Excerpted data.

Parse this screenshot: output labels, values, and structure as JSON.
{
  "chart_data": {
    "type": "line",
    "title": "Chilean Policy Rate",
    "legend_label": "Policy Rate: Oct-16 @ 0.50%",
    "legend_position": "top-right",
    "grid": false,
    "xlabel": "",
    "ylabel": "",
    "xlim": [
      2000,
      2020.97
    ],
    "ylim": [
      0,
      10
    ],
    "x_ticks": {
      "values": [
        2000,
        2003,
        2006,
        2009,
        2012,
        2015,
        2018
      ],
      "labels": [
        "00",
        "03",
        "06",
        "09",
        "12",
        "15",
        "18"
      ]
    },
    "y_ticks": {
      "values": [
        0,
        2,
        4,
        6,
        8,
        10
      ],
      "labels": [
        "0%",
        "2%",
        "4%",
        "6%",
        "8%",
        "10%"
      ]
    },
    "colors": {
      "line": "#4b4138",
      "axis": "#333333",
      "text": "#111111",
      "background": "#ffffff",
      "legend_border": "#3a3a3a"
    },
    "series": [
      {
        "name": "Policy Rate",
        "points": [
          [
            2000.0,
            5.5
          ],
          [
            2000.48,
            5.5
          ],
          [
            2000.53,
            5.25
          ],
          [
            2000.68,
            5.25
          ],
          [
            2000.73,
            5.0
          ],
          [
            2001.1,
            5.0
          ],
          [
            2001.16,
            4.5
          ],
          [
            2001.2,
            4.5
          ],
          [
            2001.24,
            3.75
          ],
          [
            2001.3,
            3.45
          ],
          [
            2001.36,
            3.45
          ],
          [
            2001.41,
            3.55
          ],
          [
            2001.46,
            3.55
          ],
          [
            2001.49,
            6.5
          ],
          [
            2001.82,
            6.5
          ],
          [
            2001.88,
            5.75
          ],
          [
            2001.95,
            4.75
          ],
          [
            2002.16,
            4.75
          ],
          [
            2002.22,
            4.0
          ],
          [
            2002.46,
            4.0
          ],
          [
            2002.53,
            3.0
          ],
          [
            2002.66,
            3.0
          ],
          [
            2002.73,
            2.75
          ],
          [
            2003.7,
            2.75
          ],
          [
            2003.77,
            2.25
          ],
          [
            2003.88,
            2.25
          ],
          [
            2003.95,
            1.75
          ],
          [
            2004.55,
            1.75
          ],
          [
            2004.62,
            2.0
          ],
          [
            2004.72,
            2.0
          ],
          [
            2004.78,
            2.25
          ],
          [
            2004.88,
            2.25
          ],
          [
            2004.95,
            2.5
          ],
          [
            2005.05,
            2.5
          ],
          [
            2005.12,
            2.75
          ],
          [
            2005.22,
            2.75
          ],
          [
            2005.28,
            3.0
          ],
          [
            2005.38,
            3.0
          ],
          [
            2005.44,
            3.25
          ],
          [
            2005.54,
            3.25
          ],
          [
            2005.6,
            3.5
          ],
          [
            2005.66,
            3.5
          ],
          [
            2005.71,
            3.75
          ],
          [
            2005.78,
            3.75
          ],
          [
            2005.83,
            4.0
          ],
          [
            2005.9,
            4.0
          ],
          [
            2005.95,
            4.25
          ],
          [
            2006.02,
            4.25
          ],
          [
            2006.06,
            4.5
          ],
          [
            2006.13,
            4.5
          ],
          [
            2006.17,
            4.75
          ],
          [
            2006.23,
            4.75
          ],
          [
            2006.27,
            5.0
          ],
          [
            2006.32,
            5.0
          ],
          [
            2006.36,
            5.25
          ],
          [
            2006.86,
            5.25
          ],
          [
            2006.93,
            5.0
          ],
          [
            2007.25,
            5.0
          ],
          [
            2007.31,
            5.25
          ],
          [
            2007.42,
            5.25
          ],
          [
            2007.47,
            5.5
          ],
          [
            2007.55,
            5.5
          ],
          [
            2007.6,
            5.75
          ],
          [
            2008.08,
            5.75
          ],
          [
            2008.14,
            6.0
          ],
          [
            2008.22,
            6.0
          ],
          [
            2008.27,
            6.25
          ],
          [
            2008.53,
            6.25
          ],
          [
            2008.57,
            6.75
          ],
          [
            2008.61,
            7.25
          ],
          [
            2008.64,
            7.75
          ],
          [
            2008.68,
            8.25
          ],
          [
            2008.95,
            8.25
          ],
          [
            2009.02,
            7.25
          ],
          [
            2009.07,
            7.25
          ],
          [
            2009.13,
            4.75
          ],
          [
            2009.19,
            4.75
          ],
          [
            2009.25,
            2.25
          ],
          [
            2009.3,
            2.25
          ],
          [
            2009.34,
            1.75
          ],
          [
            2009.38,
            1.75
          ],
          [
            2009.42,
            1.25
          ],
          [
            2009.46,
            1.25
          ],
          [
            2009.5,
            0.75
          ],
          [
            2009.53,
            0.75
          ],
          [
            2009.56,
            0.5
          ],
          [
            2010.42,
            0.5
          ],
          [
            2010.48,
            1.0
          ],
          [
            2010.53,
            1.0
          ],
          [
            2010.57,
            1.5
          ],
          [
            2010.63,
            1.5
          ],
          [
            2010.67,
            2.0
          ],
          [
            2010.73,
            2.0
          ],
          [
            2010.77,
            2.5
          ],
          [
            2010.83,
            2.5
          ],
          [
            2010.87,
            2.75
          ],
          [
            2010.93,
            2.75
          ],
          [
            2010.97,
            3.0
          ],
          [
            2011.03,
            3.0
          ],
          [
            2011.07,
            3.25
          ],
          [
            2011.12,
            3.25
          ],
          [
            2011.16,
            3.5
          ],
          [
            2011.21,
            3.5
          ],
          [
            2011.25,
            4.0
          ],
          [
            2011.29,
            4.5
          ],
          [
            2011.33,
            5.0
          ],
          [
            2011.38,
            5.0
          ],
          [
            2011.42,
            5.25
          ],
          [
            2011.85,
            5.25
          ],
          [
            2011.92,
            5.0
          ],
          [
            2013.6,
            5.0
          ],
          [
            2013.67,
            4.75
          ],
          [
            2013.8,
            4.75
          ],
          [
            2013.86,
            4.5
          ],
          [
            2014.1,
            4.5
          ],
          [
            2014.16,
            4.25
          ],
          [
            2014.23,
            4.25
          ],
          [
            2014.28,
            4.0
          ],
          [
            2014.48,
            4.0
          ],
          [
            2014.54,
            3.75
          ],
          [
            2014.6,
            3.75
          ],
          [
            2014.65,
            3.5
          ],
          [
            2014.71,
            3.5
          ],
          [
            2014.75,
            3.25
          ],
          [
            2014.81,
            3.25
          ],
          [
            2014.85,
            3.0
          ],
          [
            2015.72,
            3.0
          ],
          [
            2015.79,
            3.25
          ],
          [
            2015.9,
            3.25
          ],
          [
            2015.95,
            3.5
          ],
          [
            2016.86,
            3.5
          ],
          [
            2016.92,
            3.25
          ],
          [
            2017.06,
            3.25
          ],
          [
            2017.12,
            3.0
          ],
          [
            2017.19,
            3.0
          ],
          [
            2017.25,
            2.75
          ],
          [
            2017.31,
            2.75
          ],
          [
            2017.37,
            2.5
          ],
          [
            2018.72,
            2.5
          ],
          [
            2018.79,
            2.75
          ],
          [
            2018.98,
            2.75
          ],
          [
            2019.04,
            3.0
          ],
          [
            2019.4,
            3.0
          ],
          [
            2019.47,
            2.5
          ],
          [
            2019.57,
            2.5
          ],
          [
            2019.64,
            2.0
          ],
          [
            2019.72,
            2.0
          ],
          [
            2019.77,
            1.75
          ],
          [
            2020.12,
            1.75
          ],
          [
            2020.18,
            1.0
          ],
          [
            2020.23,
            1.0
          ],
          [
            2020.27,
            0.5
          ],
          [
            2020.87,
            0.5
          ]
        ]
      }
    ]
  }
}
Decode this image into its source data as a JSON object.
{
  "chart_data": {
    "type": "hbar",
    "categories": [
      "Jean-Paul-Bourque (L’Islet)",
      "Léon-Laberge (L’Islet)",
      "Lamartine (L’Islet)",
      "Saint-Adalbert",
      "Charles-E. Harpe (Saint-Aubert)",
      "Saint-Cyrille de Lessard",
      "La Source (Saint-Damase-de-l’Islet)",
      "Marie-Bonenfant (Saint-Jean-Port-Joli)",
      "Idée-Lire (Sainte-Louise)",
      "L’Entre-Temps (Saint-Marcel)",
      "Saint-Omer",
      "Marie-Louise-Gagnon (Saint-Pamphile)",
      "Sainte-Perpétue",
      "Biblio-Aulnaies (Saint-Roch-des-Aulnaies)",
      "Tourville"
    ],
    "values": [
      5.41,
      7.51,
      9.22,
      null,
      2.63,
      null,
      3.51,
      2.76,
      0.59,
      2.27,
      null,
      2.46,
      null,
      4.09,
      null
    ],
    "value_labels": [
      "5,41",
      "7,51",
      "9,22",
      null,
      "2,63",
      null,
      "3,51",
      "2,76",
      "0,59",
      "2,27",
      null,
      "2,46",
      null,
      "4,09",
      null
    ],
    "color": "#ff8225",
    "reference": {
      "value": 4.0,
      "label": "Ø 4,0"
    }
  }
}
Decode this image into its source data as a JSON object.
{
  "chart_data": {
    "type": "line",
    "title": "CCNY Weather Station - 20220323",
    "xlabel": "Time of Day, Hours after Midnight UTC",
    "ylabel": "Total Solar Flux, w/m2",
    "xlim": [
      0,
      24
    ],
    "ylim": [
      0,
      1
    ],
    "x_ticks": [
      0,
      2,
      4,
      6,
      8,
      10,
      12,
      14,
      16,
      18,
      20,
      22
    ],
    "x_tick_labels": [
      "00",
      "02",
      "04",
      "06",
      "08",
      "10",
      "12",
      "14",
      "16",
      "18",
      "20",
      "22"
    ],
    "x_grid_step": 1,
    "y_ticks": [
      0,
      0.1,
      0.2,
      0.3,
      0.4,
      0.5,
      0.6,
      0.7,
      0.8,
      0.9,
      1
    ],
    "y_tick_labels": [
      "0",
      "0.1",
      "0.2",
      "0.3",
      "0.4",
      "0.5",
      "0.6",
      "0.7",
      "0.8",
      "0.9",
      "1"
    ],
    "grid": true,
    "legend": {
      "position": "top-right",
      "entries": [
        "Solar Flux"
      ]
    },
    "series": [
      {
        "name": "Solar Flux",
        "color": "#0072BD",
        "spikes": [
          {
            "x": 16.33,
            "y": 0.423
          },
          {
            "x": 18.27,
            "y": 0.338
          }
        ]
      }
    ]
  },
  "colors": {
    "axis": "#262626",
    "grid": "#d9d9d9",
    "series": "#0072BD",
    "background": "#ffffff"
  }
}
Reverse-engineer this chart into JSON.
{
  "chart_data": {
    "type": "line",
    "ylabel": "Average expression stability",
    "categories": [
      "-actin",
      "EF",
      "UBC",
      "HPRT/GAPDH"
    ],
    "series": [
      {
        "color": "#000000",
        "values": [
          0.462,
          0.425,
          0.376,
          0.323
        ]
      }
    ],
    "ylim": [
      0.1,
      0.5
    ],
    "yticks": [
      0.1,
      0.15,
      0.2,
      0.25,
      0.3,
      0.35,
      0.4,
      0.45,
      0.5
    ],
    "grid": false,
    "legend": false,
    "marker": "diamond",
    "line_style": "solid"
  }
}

Directions. Find the line containing "Reverse-engineer this chart into JSON." in the material above. Print it and every line after it through the end, exactly and only those.

Complete answer.
Reverse-engineer this chart into JSON.
{
  "chart_data": {
    "type": "line",
    "ylabel": "Average expression stability",
    "categories": [
      "-actin",
      "EF",
      "UBC",
      "HPRT/GAPDH"
    ],
    "series": [
      {
        "color": "#000000",
        "values": [
          0.462,
          0.425,
          0.376,
          0.323
        ]
      }
    ],
    "ylim": [
      0.1,
      0.5
    ],
    "yticks": [
      0.1,
      0.15,
      0.2,
      0.25,
      0.3,
      0.35,
      0.4,
      0.45,
      0.5
    ],
    "grid": false,
    "legend": false,
    "marker": "diamond",
    "line_style": "solid"
  }
}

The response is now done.